EXERCISE DIRECTIONS: Reproduce word for word the part of the breast cancer article header that opens with the words containing "Triple negative breast" and closes with "is properly cited.".

Triple negative breast cancer initiating cell subsets differ in functional and molecular characteristics and in γ-secretase inhibitor drug responses
Article first published online: 27 AUG 2013
Copyright © 2013 EMBO Molecular Medicine
This is an open access article under the terms of the Creative Commons Attribution License, which permits use, distribution and reproduction in any medium, provided the original work is properly cited.

RECORDS SUPPLIED:
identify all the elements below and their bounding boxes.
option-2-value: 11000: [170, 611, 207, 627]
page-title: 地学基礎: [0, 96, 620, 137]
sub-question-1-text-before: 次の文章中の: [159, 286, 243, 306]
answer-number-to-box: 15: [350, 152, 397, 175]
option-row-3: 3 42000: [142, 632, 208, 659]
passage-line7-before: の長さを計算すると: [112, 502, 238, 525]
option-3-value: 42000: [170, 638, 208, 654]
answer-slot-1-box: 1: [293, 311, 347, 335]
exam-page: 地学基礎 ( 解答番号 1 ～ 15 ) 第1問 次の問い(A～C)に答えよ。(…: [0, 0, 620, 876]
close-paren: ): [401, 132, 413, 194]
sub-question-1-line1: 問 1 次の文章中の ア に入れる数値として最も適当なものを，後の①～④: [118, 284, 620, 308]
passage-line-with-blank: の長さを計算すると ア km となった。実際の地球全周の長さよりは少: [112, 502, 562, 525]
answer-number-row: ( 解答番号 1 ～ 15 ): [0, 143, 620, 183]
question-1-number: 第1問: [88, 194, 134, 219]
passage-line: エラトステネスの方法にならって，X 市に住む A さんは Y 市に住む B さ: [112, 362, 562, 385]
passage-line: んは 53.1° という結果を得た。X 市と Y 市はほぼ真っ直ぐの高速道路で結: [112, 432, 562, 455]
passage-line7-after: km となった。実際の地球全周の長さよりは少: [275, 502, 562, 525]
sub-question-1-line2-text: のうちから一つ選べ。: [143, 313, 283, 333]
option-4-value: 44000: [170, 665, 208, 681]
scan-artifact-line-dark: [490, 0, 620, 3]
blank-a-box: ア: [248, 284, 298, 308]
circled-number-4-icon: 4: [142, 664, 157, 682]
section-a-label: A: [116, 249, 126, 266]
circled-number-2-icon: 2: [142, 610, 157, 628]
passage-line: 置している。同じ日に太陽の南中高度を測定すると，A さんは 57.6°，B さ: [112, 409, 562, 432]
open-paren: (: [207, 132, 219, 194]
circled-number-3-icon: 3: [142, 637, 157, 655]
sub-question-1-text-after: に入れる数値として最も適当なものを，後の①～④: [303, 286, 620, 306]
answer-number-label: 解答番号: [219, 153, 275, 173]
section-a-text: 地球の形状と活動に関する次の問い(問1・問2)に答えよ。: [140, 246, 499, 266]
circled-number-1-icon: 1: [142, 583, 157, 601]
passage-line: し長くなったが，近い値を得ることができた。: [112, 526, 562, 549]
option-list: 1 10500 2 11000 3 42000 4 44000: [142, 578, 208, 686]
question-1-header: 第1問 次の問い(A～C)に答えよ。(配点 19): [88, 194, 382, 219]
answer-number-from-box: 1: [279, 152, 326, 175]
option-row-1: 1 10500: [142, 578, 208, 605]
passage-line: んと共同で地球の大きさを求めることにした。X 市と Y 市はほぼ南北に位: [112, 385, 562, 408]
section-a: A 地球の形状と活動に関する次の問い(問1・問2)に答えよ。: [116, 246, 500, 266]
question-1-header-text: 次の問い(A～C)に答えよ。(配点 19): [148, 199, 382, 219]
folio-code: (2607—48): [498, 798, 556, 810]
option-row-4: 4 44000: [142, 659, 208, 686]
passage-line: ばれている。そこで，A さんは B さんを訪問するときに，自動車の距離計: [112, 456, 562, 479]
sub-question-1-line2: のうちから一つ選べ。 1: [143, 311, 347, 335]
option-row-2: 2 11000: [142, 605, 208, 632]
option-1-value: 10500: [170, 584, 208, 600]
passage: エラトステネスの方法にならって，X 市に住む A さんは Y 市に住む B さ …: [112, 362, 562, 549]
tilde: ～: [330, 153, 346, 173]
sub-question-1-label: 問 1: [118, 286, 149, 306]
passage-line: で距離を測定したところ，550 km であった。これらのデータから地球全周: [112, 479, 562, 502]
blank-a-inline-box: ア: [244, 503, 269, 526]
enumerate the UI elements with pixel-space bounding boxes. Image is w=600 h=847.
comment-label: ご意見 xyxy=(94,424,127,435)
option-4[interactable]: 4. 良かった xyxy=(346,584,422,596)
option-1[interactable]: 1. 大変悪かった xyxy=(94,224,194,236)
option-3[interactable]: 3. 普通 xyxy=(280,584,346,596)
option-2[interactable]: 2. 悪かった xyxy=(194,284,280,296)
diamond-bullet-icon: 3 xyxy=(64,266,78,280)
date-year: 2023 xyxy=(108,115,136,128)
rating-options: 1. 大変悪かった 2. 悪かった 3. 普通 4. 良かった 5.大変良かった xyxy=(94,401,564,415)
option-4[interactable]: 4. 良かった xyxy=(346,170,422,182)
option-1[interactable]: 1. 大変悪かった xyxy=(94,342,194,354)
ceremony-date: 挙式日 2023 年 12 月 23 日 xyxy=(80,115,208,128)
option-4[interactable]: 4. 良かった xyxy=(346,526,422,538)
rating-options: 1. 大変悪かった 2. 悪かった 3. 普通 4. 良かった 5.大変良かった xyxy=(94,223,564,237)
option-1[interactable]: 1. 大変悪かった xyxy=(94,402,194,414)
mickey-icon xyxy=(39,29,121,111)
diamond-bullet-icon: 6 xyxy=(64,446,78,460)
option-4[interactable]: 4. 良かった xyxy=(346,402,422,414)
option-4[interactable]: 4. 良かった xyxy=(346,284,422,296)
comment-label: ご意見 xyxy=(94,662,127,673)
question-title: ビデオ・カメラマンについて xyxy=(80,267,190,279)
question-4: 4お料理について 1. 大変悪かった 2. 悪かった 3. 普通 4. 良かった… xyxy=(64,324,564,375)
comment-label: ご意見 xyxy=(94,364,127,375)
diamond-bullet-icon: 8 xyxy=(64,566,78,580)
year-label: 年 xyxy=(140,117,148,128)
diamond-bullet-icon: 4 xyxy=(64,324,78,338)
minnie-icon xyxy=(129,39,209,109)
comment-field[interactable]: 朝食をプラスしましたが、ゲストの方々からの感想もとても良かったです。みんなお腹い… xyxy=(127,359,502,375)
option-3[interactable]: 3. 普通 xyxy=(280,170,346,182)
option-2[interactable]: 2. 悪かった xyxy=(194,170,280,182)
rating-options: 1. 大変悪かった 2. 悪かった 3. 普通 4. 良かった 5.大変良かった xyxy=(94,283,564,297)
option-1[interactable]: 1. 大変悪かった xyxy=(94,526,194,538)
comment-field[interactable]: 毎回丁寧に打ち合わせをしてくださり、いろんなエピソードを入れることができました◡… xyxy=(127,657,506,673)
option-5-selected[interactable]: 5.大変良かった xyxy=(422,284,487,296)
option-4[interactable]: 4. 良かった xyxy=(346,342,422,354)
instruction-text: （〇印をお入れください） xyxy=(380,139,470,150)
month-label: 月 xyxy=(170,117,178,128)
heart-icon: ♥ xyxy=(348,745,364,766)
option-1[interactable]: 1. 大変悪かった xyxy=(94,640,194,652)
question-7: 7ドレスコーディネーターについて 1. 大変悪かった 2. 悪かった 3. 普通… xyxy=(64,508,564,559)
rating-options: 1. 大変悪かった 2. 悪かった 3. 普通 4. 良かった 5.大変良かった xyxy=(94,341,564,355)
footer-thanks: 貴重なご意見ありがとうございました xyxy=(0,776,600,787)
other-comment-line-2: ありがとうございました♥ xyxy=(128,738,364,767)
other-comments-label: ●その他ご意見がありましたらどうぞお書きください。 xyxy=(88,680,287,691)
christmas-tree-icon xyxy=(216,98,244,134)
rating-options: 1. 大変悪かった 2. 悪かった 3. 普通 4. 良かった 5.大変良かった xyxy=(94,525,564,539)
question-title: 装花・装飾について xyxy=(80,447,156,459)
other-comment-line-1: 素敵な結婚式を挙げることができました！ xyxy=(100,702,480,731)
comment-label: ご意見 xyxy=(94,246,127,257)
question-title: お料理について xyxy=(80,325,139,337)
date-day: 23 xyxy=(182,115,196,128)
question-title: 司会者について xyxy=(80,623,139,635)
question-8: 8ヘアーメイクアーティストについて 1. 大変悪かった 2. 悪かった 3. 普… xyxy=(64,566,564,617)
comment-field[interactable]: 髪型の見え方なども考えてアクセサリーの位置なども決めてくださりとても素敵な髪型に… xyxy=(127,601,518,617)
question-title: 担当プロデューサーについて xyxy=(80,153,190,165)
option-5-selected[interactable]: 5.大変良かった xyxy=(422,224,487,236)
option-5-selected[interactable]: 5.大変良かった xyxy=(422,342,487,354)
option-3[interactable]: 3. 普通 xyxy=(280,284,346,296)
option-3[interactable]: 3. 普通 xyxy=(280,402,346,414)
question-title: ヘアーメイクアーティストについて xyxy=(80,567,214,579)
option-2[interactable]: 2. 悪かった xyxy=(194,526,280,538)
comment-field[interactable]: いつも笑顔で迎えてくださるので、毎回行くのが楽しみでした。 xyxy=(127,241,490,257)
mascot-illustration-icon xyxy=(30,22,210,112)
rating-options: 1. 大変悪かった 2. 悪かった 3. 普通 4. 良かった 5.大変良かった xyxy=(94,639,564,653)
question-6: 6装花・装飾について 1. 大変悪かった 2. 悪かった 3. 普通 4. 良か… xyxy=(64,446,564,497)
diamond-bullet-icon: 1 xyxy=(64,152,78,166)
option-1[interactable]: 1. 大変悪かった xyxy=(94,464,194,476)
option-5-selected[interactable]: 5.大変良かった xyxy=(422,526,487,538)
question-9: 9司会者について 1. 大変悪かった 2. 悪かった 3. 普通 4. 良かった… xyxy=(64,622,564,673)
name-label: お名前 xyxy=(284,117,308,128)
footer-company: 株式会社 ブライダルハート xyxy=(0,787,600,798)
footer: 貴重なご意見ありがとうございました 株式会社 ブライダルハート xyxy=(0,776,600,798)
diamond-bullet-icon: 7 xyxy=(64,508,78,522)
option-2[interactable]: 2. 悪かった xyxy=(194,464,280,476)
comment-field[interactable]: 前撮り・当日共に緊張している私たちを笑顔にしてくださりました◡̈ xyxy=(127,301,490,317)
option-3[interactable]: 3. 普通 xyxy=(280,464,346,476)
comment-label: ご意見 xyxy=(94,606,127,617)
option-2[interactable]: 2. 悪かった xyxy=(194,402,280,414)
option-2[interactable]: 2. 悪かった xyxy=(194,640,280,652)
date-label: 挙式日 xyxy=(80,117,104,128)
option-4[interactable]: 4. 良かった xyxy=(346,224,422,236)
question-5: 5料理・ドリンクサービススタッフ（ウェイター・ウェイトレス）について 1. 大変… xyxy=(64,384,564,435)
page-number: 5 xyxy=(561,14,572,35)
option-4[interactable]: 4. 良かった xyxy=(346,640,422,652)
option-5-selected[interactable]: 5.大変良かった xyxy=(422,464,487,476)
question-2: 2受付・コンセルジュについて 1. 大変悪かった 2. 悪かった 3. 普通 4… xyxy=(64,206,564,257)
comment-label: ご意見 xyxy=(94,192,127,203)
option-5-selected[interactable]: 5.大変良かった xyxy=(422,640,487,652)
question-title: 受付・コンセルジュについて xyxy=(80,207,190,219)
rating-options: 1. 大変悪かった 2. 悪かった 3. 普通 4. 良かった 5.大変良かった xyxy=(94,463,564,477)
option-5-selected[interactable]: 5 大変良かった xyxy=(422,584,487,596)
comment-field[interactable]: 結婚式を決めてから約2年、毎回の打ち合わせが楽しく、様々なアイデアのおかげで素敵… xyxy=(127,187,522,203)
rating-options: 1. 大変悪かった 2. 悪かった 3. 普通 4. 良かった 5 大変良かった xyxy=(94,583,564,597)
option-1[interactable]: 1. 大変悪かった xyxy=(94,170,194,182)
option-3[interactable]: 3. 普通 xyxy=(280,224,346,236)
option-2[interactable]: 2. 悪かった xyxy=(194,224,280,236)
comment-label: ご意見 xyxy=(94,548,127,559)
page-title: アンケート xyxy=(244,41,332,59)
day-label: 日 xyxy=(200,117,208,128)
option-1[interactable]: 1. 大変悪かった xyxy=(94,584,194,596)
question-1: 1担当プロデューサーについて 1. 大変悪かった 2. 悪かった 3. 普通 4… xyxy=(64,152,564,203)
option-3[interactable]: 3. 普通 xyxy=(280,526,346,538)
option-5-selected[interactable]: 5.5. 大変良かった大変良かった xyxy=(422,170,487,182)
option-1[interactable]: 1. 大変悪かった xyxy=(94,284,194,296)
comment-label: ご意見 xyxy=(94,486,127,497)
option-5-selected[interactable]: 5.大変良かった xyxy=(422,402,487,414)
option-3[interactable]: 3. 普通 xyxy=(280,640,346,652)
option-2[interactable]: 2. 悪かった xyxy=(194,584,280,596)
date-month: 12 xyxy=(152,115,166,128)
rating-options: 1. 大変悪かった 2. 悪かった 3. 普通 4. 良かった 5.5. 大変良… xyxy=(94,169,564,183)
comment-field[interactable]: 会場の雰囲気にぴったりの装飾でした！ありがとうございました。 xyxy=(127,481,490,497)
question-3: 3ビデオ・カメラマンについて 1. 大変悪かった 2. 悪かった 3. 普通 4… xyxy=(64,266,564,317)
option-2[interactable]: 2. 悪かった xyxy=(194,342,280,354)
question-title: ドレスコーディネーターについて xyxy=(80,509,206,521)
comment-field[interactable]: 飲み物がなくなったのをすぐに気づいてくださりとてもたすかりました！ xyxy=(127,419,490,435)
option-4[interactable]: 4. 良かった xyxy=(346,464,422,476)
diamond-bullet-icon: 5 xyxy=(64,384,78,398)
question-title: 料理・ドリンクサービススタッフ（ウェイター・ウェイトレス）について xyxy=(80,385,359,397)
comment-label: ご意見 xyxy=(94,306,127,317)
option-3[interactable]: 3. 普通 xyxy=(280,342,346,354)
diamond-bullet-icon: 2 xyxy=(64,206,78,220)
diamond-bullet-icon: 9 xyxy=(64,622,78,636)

REPLY:
Triple negative breast cancer initiating cell subsets differ in functional and molecular characteristics and in γ-secretase inhibitor drug responses
Article first published online: 27 AUG 2013
Copyright © 2013 EMBO Molecular Medicine
This is an open access article under the terms of the Creative Commons Attribution License, which permits use, distribution and reproduction in any medium, provided the original work is properly cited.